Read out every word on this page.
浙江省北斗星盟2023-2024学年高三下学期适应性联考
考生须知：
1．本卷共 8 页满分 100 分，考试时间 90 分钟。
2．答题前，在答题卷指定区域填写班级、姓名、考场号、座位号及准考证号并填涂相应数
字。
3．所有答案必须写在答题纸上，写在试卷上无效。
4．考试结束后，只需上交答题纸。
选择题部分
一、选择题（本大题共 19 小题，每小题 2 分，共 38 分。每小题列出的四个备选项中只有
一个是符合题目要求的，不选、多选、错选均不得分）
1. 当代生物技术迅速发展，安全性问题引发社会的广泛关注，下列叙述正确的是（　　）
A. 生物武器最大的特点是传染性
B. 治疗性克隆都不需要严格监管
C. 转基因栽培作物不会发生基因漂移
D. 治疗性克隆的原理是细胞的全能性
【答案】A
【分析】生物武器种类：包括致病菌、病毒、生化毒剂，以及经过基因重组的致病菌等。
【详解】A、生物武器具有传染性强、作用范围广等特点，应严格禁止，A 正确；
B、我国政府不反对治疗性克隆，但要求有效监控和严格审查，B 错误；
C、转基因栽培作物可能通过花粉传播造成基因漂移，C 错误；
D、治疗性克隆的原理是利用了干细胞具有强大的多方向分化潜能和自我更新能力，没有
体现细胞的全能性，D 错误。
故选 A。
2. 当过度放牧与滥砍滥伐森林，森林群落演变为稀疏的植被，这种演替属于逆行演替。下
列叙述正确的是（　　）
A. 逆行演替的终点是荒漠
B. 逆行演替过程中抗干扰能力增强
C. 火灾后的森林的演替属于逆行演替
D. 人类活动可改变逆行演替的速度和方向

* * * *

- _Exercise goal_
Write the entries again, exactly as they stand.

- _Exercise result_
Read out every word on this page.
浙江省北斗星盟2023-2024学年高三下学期适应性联考
考生须知：
1．本卷共 8 页满分 100 分，考试时间 90 分钟。
2．答题前，在答题卷指定区域填写班级、姓名、考场号、座位号及准考证号并填涂相应数
字。
3．所有答案必须写在答题纸上，写在试卷上无效。
4．考试结束后，只需上交答题纸。
选择题部分
一、选择题（本大题共 19 小题，每小题 2 分，共 38 分。每小题列出的四个备选项中只有
一个是符合题目要求的，不选、多选、错选均不得分）
1. 当代生物技术迅速发展，安全性问题引发社会的广泛关注，下列叙述正确的是（　　）
A. 生物武器最大的特点是传染性
B. 治疗性克隆都不需要严格监管
C. 转基因栽培作物不会发生基因漂移
D. 治疗性克隆的原理是细胞的全能性
【答案】A
【分析】生物武器种类：包括致病菌、病毒、生化毒剂，以及经过基因重组的致病菌等。
【详解】A、生物武器具有传染性强、作用范围广等特点，应严格禁止，A 正确；
B、我国政府不反对治疗性克隆，但要求有效监控和严格审查，B 错误；
C、转基因栽培作物可能通过花粉传播造成基因漂移，C 错误；
D、治疗性克隆的原理是利用了干细胞具有强大的多方向分化潜能和自我更新能力，没有
体现细胞的全能性，D 错误。
故选 A。
2. 当过度放牧与滥砍滥伐森林，森林群落演变为稀疏的植被，这种演替属于逆行演替。下
列叙述正确的是（　　）
A. 逆行演替的终点是荒漠
B. 逆行演替过程中抗干扰能力增强
C. 火灾后的森林的演替属于逆行演替
D. 人类活动可改变逆行演替的速度和方向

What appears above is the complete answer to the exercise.